**What you will do**
Your job is to write out each record precisely as it stands.

** Opening Records for processing block **

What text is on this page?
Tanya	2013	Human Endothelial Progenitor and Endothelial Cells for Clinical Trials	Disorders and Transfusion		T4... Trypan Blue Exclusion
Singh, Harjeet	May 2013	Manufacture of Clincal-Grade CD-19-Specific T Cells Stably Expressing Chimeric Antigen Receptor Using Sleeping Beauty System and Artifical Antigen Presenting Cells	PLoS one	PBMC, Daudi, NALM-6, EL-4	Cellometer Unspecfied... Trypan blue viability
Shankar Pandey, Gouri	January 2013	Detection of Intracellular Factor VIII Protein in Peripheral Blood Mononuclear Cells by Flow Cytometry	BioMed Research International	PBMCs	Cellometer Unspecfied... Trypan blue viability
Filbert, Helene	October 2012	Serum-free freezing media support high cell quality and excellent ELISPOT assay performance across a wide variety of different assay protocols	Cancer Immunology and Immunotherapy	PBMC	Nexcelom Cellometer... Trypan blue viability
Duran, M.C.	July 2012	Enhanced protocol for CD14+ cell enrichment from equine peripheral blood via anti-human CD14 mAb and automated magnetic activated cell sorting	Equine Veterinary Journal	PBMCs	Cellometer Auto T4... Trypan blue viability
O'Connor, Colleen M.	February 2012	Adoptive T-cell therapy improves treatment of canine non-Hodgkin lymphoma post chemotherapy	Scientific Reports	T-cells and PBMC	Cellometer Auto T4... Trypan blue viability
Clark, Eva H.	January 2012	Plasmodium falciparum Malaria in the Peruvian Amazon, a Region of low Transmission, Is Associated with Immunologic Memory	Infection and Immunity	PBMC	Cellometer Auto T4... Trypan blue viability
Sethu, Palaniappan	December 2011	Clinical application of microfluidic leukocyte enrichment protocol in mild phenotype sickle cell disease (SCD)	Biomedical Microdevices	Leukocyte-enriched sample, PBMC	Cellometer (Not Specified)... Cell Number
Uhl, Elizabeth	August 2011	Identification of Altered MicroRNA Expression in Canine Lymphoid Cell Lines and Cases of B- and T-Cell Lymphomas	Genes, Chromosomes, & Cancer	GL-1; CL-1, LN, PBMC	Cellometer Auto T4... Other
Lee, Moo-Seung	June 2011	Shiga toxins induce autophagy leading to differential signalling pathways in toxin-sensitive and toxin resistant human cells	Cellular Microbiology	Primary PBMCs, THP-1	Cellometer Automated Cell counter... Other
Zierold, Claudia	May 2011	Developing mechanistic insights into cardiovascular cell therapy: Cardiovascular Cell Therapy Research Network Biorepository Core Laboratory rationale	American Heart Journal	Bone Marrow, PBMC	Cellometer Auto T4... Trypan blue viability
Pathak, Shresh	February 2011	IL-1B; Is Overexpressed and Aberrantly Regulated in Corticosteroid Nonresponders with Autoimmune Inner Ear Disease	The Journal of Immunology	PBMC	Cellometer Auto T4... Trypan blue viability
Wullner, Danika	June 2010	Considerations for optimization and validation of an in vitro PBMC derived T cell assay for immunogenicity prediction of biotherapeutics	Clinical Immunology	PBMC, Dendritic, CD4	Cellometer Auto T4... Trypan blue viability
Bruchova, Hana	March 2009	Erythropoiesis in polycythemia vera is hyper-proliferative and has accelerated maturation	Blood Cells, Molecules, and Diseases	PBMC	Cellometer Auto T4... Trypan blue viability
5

** Closing Records for processing block **

**Problem solution**
What text is on this page?
Tanya	2013	Human Endothelial Progenitor and Endothelial Cells for Clinical Trials	Disorders and Transfusion		T4... Trypan Blue Exclusion
Singh, Harjeet	May 2013	Manufacture of Clincal-Grade CD-19-Specific T Cells Stably Expressing Chimeric Antigen Receptor Using Sleeping Beauty System and Artifical Antigen Presenting Cells	PLoS one	PBMC, Daudi, NALM-6, EL-4	Cellometer Unspecfied... Trypan blue viability
Shankar Pandey, Gouri	January 2013	Detection of Intracellular Factor VIII Protein in Peripheral Blood Mononuclear Cells by Flow Cytometry	BioMed Research International	PBMCs	Cellometer Unspecfied... Trypan blue viability
Filbert, Helene	October 2012	Serum-free freezing media support high cell quality and excellent ELISPOT assay performance across a wide variety of different assay protocols	Cancer Immunology and Immunotherapy	PBMC	Nexcelom Cellometer... Trypan blue viability
Duran, M.C.	July 2012	Enhanced protocol for CD14+ cell enrichment from equine peripheral blood via anti-human CD14 mAb and automated magnetic activated cell sorting	Equine Veterinary Journal	PBMCs	Cellometer Auto T4... Trypan blue viability
O'Connor, Colleen M.	February 2012	Adoptive T-cell therapy improves treatment of canine non-Hodgkin lymphoma post chemotherapy	Scientific Reports	T-cells and PBMC	Cellometer Auto T4... Trypan blue viability
Clark, Eva H.	January 2012	Plasmodium falciparum Malaria in the Peruvian Amazon, a Region of low Transmission, Is Associated with Immunologic Memory	Infection and Immunity	PBMC	Cellometer Auto T4... Trypan blue viability
Sethu, Palaniappan	December 2011	Clinical application of microfluidic leukocyte enrichment protocol in mild phenotype sickle cell disease (SCD)	Biomedical Microdevices	Leukocyte-enriched sample, PBMC	Cellometer (Not Specified)... Cell Number
Uhl, Elizabeth	August 2011	Identification of Altered MicroRNA Expression in Canine Lymphoid Cell Lines and Cases of B- and T-Cell Lymphomas	Genes, Chromosomes, & Cancer	GL-1; CL-1, LN, PBMC	Cellometer Auto T4... Other
Lee, Moo-Seung	June 2011	Shiga toxins induce autophagy leading to differential signalling pathways in toxin-sensitive and toxin resistant human cells	Cellular Microbiology	Primary PBMCs, THP-1	Cellometer Automated Cell counter... Other
Zierold, Claudia	May 2011	Developing mechanistic insights into cardiovascular cell therapy: Cardiovascular Cell Therapy Research Network Biorepository Core Laboratory rationale	American Heart Journal	Bone Marrow, PBMC	Cellometer Auto T4... Trypan blue viability
Pathak, Shresh	February 2011	IL-1B; Is Overexpressed and Aberrantly Regulated in Corticosteroid Nonresponders with Autoimmune Inner Ear Disease	The Journal of Immunology	PBMC	Cellometer Auto T4... Trypan blue viability
Wullner, Danika	June 2010	Considerations for optimization and validation of an in vitro PBMC derived T cell assay for immunogenicity prediction of biotherapeutics	Clinical Immunology	PBMC, Dendritic, CD4	Cellometer Auto T4... Trypan blue viability
Bruchova, Hana	March 2009	Erythropoiesis in polycythemia vera is hyper-proliferative and has accelerated maturation	Blood Cells, Molecules, and Diseases	PBMC	Cellometer Auto T4... Trypan blue viability
5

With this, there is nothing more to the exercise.